## Goal
Reproduce the listing below in full and without alteration, apart from its pictures.

___

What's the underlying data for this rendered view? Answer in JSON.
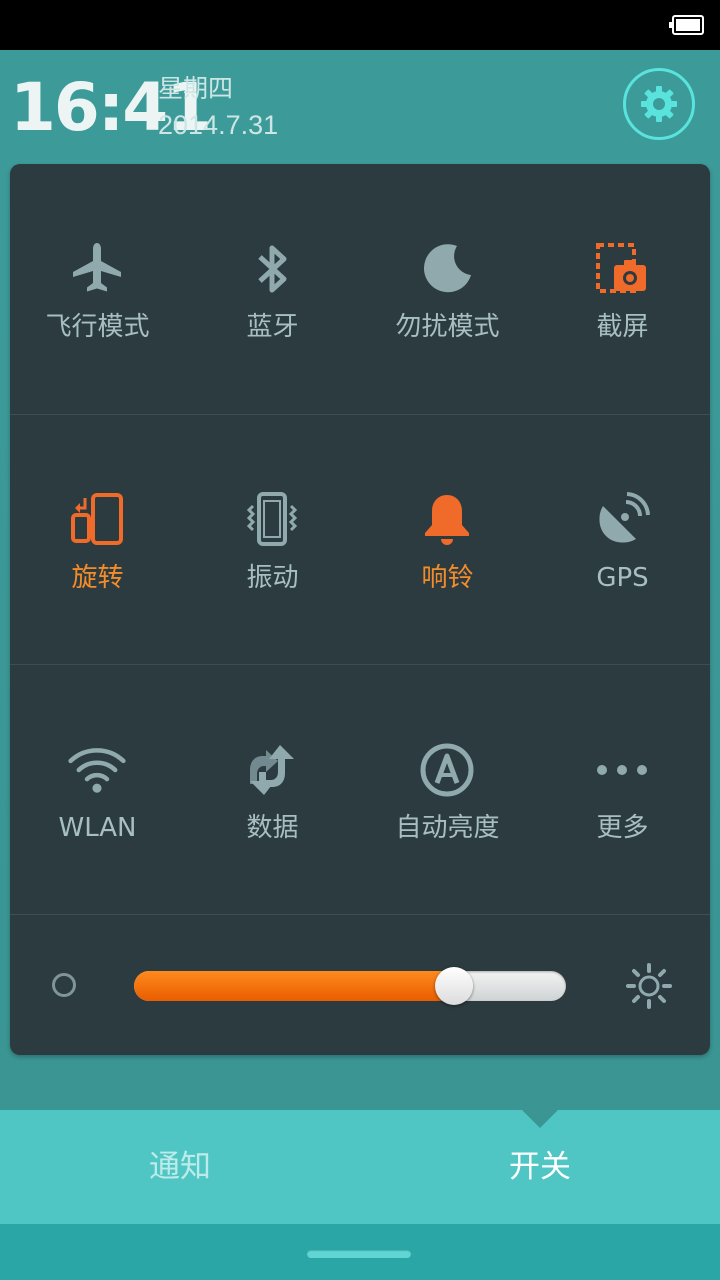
{
  "status_bar": {
    "battery_icon": "battery-full-icon"
  },
  "header": {
    "time": "16:41",
    "weekday": "星期四",
    "date": "2014.7.31",
    "settings_icon": "gear-icon"
  },
  "toggles": [
    {
      "label": "飞行模式",
      "icon": "airplane-icon",
      "active": false
    },
    {
      "label": "蓝牙",
      "icon": "bluetooth-icon",
      "active": false
    },
    {
      "label": "勿扰模式",
      "icon": "moon-icon",
      "active": false
    },
    {
      "label": "截屏",
      "icon": "screenshot-icon",
      "active": true
    },
    {
      "label": "旋转",
      "icon": "rotate-icon",
      "active": true
    },
    {
      "label": "振动",
      "icon": "vibrate-icon",
      "active": false
    },
    {
      "label": "响铃",
      "icon": "bell-icon",
      "active": true
    },
    {
      "label": "GPS",
      "icon": "gps-icon",
      "active": false
    },
    {
      "label": "WLAN",
      "icon": "wifi-icon",
      "active": false
    },
    {
      "label": "数据",
      "icon": "mobile-data-icon",
      "active": false
    },
    {
      "label": "自动亮度",
      "icon": "auto-brightness-icon",
      "active": false
    },
    {
      "label": "更多",
      "icon": "more-icon",
      "active": false
    }
  ],
  "brightness": {
    "level": 0.74,
    "low_icon": "dim-icon",
    "high_icon": "brightness-icon"
  },
  "tabs": {
    "notify": "通知",
    "switch": "开关",
    "selected": "开关"
  },
  "colors": {
    "active": "#f48c2a",
    "inactive": "#8fa9ad",
    "accent": "#59e3dc"
  }
}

___

## Final result
What's the underlying data for this rendered view? Answer in JSON.
{
  "status_bar": {
    "battery_icon": "battery-full-icon"
  },
  "header": {
    "time": "16:41",
    "weekday": "星期四",
    "date": "2014.7.31",
    "settings_icon": "gear-icon"
  },
  "toggles": [
    {
      "label": "飞行模式",
      "icon": "airplane-icon",
      "active": false
    },
    {
      "label": "蓝牙",
      "icon": "bluetooth-icon",
      "active": false
    },
    {
      "label": "勿扰模式",
      "icon": "moon-icon",
      "active": false
    },
    {
      "label": "截屏",
      "icon": "screenshot-icon",
      "active": true
    },
    {
      "label": "旋转",
      "icon": "rotate-icon",
      "active": true
    },
    {
      "label": "振动",
      "icon": "vibrate-icon",
      "active": false
    },
    {
      "label": "响铃",
      "icon": "bell-icon",
      "active": true
    },
    {
      "label": "GPS",
      "icon": "gps-icon",
      "active": false
    },
    {
      "label": "WLAN",
      "icon": "wifi-icon",
      "active": false
    },
    {
      "label": "数据",
      "icon": "mobile-data-icon",
      "active": false
    },
    {
      "label": "自动亮度",
      "icon": "auto-brightness-icon",
      "active": false
    },
    {
      "label": "更多",
      "icon": "more-icon",
      "active": false
    }
  ],
  "brightness": {
    "level": 0.74,
    "low_icon": "dim-icon",
    "high_icon": "brightness-icon"
  },
  "tabs": {
    "notify": "通知",
    "switch": "开关",
    "selected": "开关"
  },
  "colors": {
    "active": "#f48c2a",
    "inactive": "#8fa9ad",
    "accent": "#59e3dc"
  }
}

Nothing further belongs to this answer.